日本のチカラ 2015.12.27


世界自然遺産鹿児島県の屋久島に大自然に抱かれた高校があります。
全国からやって来る高校生たち。
大自然との触れ合いがここでの授業です。
やっぱり生徒が自然体でいてくれるのが一番なので…。
不登校や引きこもり悩みを抱える生徒も。
様々な葛藤を緩やかな時間の中で解放していく。
『日本のチカラ』今週は屋久島で輝く高校生。
生きる力を育む授業です。
世界自然遺産屋久島。
島の中央に標高1000メートル以上の山々が連なります。
独特の地形と生態系の中に太古からの自然と様々な命が息づく島。
はいこっちに来てね。
荷物はここで預けてください。
この島に毎週若者たちがやって来ます。
全国各地から合わせて100名以上。
空港からバスでおよそ1時間。
向かう先は屋久島の大自然の中にある高校です。
2005年に開校した海を望む校舎は羽ばたく鳥の形です。
屋久島にありながら全国から生徒がやって来る。
その理由は独特の学校システムにあります。
生徒はその数全国に38カ所。
自宅に近いサポート校に通う生徒は年に1回はるばる屋久島へとやって来ます。
およそ1週間のスクーリングを受けるのが必須。
単位の修得にも必要ないわば集中合宿です。
遠くから屋久島にようこそ来てくださいました。

(抽出した記録)
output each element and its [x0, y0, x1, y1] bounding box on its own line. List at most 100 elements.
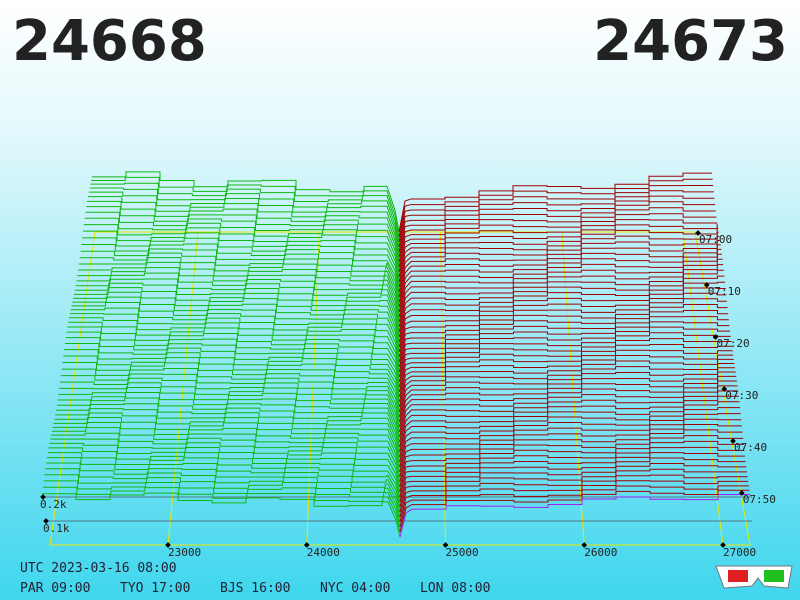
bid-depth-line	[75, 278, 400, 333]
bid-depth-line	[51, 432, 401, 483]
time-tick-label: 07:50	[743, 493, 776, 506]
bid-depth-line	[71, 301, 400, 358]
bid-depth-line	[56, 397, 401, 448]
bid-depth-line	[49, 442, 401, 493]
price-tick	[581, 542, 588, 548]
utc-time: UTC 2023-03-16 08:00	[20, 561, 177, 576]
green-lens	[764, 570, 784, 582]
ask-depth-line	[399, 446, 745, 493]
bid-depth-line	[73, 291, 400, 348]
ask-depth-line	[398, 298, 727, 353]
ask-depth-line	[399, 349, 733, 398]
bid-price: 24668	[12, 9, 207, 74]
ask-depth-line	[399, 440, 744, 488]
ask-depth-line	[398, 235, 720, 293]
price-tick	[165, 542, 171, 548]
time-tick	[730, 438, 736, 444]
bid-depth-line	[47, 452, 401, 503]
bid-depth-line	[44, 474, 401, 523]
bid-depth-line	[84, 217, 400, 278]
bid-depth-line	[78, 261, 400, 318]
ask-depth-line	[399, 413, 741, 463]
bid-depth-line	[42, 492, 401, 538]
ask-depth-line	[399, 338, 732, 388]
bid-depth-line	[50, 438, 401, 488]
bid-depth-line	[85, 211, 400, 273]
bid-depth-line	[61, 367, 401, 418]
ask-depth-line	[399, 344, 732, 393]
price-grid-line	[440, 231, 446, 546]
ask-depth-line	[398, 316, 729, 368]
ask-depth-line	[398, 244, 721, 303]
ask-depth-line	[399, 494, 750, 538]
ask-depth-line	[399, 380, 737, 433]
price-tick-label: 26000	[584, 546, 617, 559]
bid-depth-line	[68, 321, 400, 378]
time-tick	[738, 490, 745, 496]
bid-depth-line	[78, 257, 400, 313]
ask-depth-line	[399, 489, 750, 533]
bid-depth-line	[46, 462, 401, 513]
price-tick-label: 25000	[446, 546, 479, 559]
bid-depth-line	[60, 373, 401, 423]
ask-depth-line	[399, 332, 731, 383]
ask-depth-line	[399, 375, 737, 428]
ask-depth-line	[398, 281, 726, 338]
time-tick	[721, 386, 728, 392]
city-time: PAR 09:00	[20, 581, 90, 596]
bid-depth-line	[66, 331, 400, 388]
bid-depth-line	[58, 386, 401, 438]
bid-depth-line	[45, 468, 401, 518]
bid-depth-line	[72, 296, 400, 353]
ask-depth-line	[399, 354, 734, 403]
bid-depth-line	[53, 417, 401, 468]
bid-depth-line	[77, 267, 400, 323]
ask-depth-line	[398, 248, 722, 308]
ask-depth-line	[398, 253, 722, 313]
price-tick	[442, 542, 449, 548]
bid-depth-line	[59, 382, 401, 433]
bid-depth-line	[79, 252, 400, 308]
city-time: NYC 04:00	[320, 581, 390, 596]
price-grid-line	[682, 231, 724, 546]
bid-depth-line	[64, 349, 401, 403]
bid-depth-line	[46, 457, 401, 508]
ask-depth-line	[398, 321, 730, 373]
bid-depth-line	[87, 200, 400, 263]
time-tick-label: 07:10	[708, 285, 741, 298]
ask-depth-line	[398, 309, 729, 363]
ask-depth-line	[398, 258, 723, 318]
ask-depth-line	[399, 429, 743, 478]
bid-depth-line	[62, 362, 401, 413]
ask-depth-line	[398, 223, 718, 278]
ask-depth-line	[399, 367, 736, 418]
price-tick-label: 24000	[307, 546, 340, 559]
glasses-icon	[715, 565, 793, 589]
bid-depth-line	[43, 480, 401, 528]
bid-depth-line	[80, 248, 400, 303]
ask-depth-line	[398, 227, 719, 283]
ask-depth-line	[398, 269, 724, 328]
ask-depth-line	[399, 395, 739, 448]
bid-depth-line	[87, 196, 400, 258]
ask-depth-line	[399, 435, 744, 483]
bid-depth-line	[70, 307, 400, 363]
bid-depth-line	[73, 287, 400, 343]
bid-depth-line	[82, 230, 400, 288]
ask-depth-line	[398, 275, 725, 333]
bid-depth-line	[55, 408, 401, 458]
price-tick	[303, 542, 310, 548]
ask-depth-line	[399, 474, 748, 518]
bid-depth-line	[60, 377, 401, 428]
ask-depth-line	[399, 363, 735, 413]
time-tick-label: 07:20	[716, 337, 749, 350]
ask-depth-line	[398, 287, 726, 343]
bid-depth-line	[83, 224, 400, 283]
ask-depth-line	[398, 178, 713, 238]
ask-depth-line	[399, 463, 747, 508]
ask-depth-line	[399, 358, 734, 408]
city-time: TYO 17:00	[120, 581, 190, 596]
time-tick	[712, 334, 719, 340]
bid-depth-line	[91, 176, 400, 238]
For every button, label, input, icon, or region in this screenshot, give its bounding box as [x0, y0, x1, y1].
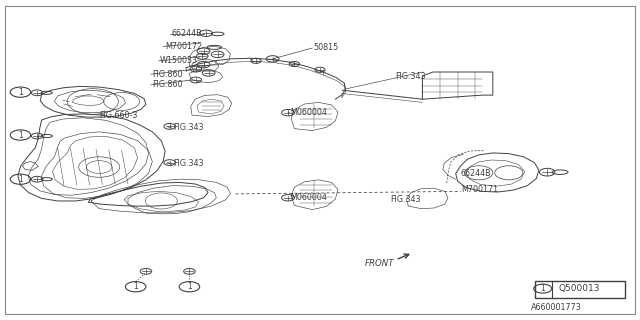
Text: 66244B: 66244B — [172, 29, 202, 38]
Text: 1: 1 — [540, 284, 545, 293]
Text: M060004: M060004 — [290, 108, 327, 117]
Text: M700172: M700172 — [165, 42, 202, 51]
Text: FIG.860: FIG.860 — [152, 80, 183, 89]
Text: 1: 1 — [18, 131, 23, 140]
Text: Q500013: Q500013 — [559, 284, 600, 293]
Text: FIG.860: FIG.860 — [152, 70, 183, 79]
Text: M060004: M060004 — [290, 193, 327, 202]
Text: FIG.343: FIG.343 — [390, 196, 421, 204]
Text: FIG.343: FIG.343 — [396, 72, 426, 81]
Text: FIG.343: FIG.343 — [173, 159, 204, 168]
Text: 1: 1 — [133, 282, 138, 291]
Text: FIG.343: FIG.343 — [173, 124, 204, 132]
Text: A660001773: A660001773 — [531, 303, 582, 312]
Text: 66244B: 66244B — [461, 169, 492, 178]
Text: 1: 1 — [18, 88, 23, 97]
Text: W150033: W150033 — [160, 56, 198, 65]
Text: M700171: M700171 — [461, 185, 498, 194]
Text: FIG.660-3: FIG.660-3 — [99, 111, 138, 120]
Text: 50815: 50815 — [314, 43, 339, 52]
Text: FRONT: FRONT — [365, 259, 394, 268]
Text: 1: 1 — [18, 175, 23, 184]
Text: 1: 1 — [187, 282, 192, 291]
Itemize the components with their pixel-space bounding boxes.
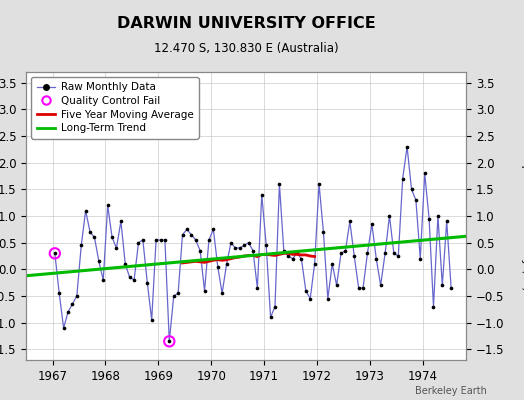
Point: [139, 237, 147, 243]
Point: [288, 256, 297, 262]
Point: [275, 181, 283, 187]
Point: [178, 232, 187, 238]
Point: [86, 229, 94, 235]
Point: [73, 293, 81, 299]
Point: [81, 208, 90, 214]
Point: [51, 250, 59, 256]
Point: [293, 250, 301, 256]
Point: [341, 248, 350, 254]
Point: [191, 237, 200, 243]
Y-axis label: Temperature Anomaly (°C): Temperature Anomaly (°C): [521, 142, 524, 290]
Point: [214, 264, 222, 270]
Point: [143, 280, 151, 286]
Text: Berkeley Earth: Berkeley Earth: [416, 386, 487, 396]
Point: [227, 240, 235, 246]
Point: [359, 285, 367, 291]
Point: [64, 309, 72, 315]
Point: [302, 288, 310, 294]
Point: [147, 317, 156, 323]
Point: [394, 253, 402, 259]
Point: [271, 304, 279, 310]
Point: [319, 229, 328, 235]
Point: [170, 293, 178, 299]
Point: [266, 314, 275, 320]
Point: [258, 192, 266, 198]
Point: [108, 234, 116, 240]
Point: [262, 242, 270, 248]
Point: [209, 226, 217, 232]
Point: [99, 277, 107, 283]
Point: [368, 221, 376, 227]
Point: [165, 338, 173, 344]
Point: [332, 282, 341, 288]
Point: [306, 296, 314, 302]
Point: [121, 261, 129, 267]
Point: [354, 285, 363, 291]
Point: [429, 304, 438, 310]
Point: [218, 290, 226, 296]
Point: [95, 258, 103, 264]
Point: [390, 250, 398, 256]
Point: [205, 237, 213, 243]
Point: [103, 202, 112, 208]
Point: [59, 325, 68, 331]
Point: [310, 261, 319, 267]
Point: [385, 213, 394, 219]
Point: [161, 237, 169, 243]
Text: DARWIN UNIVERSITY OFFICE: DARWIN UNIVERSITY OFFICE: [117, 16, 376, 31]
Text: 12.470 S, 130.830 E (Australia): 12.470 S, 130.830 E (Australia): [154, 42, 339, 55]
Point: [222, 261, 231, 267]
Point: [416, 256, 424, 262]
Point: [240, 242, 248, 248]
Point: [68, 301, 77, 307]
Point: [425, 216, 433, 222]
Point: [328, 261, 336, 267]
Point: [117, 218, 125, 224]
Point: [376, 282, 385, 288]
Point: [372, 256, 380, 262]
Point: [337, 250, 345, 256]
Point: [297, 256, 305, 262]
Point: [284, 253, 292, 259]
Point: [253, 285, 261, 291]
Point: [350, 253, 358, 259]
Point: [200, 288, 209, 294]
Point: [236, 245, 244, 251]
Point: [55, 290, 63, 296]
Point: [125, 274, 134, 280]
Point: [231, 245, 239, 251]
Point: [438, 282, 446, 288]
Point: [156, 237, 165, 243]
Point: [183, 226, 191, 232]
Point: [381, 250, 389, 256]
Point: [407, 186, 416, 192]
Point: [165, 338, 173, 344]
Point: [421, 170, 429, 176]
Point: [152, 237, 160, 243]
Point: [134, 240, 143, 246]
Point: [187, 232, 195, 238]
Point: [51, 250, 59, 256]
Point: [112, 245, 121, 251]
Point: [447, 285, 455, 291]
Point: [403, 144, 411, 150]
Point: [363, 250, 372, 256]
Point: [280, 248, 288, 254]
Point: [324, 296, 332, 302]
Point: [244, 240, 253, 246]
Point: [434, 213, 442, 219]
Point: [346, 218, 354, 224]
Point: [412, 197, 420, 203]
Point: [90, 234, 99, 240]
Point: [77, 242, 85, 248]
Point: [442, 218, 451, 224]
Point: [196, 248, 204, 254]
Point: [174, 290, 182, 296]
Point: [315, 181, 323, 187]
Legend: Raw Monthly Data, Quality Control Fail, Five Year Moving Average, Long-Term Tren: Raw Monthly Data, Quality Control Fail, …: [31, 77, 199, 138]
Point: [398, 176, 407, 182]
Point: [249, 248, 257, 254]
Point: [130, 277, 138, 283]
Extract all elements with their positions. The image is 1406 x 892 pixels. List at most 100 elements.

(記述問題)
屋久島の高校を紹介する本文を、最後の一文のあとから書き継ぐこと。

(解答)
皆さん方にとっては大事なスクーリングになると思います。
通信制高校で学ぶ理由は様々です。
以前の高校を中途退学人間関係の悩み不登校引きこもり…。
そこからもう一度高校卒業の資格を目指し転入する生徒も少なくありません。
初日のホームルーム。
クラスは15名前後の少人数制です。
好きな事。
食べ物音楽なんでもいいです。
1個以上書いてください。
全員が初対面。
わずか5日間のクラスメートです。
名札に書いたのはニックネーム。
(江上先生)みんな地元からはるばる屋久島に来てくれました。
来たからこそ思う…今思ってるものあると思います。
今の思いを素直になんでもいくらでもどんだけでもいいので書いてください。
(江上先生)はい。
(りょうたさん)わあ…。
初日からぎこちない空気。
打ち解けるには時間がかかりそうです。
(江上先生)ねえ人の気持ちそれこそ…。
屋久島で感じた事をつづっていくログブック。
宿舎での共同生活。
生徒の様子が気になります。
失礼します。
りゅうせいいますか?こんにちは。
アハハ…。
りゅうせい体調どうですか?
(江上先生)本当に?本当に?ガチです。
痛ーい!なんだりゅうせい部屋だとこんなしゃべるのね。
当たり前じゃん人見知りだもん。
顔下がってたぞ。
大丈夫です。
大丈夫?本当?無理してない?楽しめそう?なんもしゃべれないというか…。
人と関わるのは苦手。
おおぞら高校を選んだのには理由がありました。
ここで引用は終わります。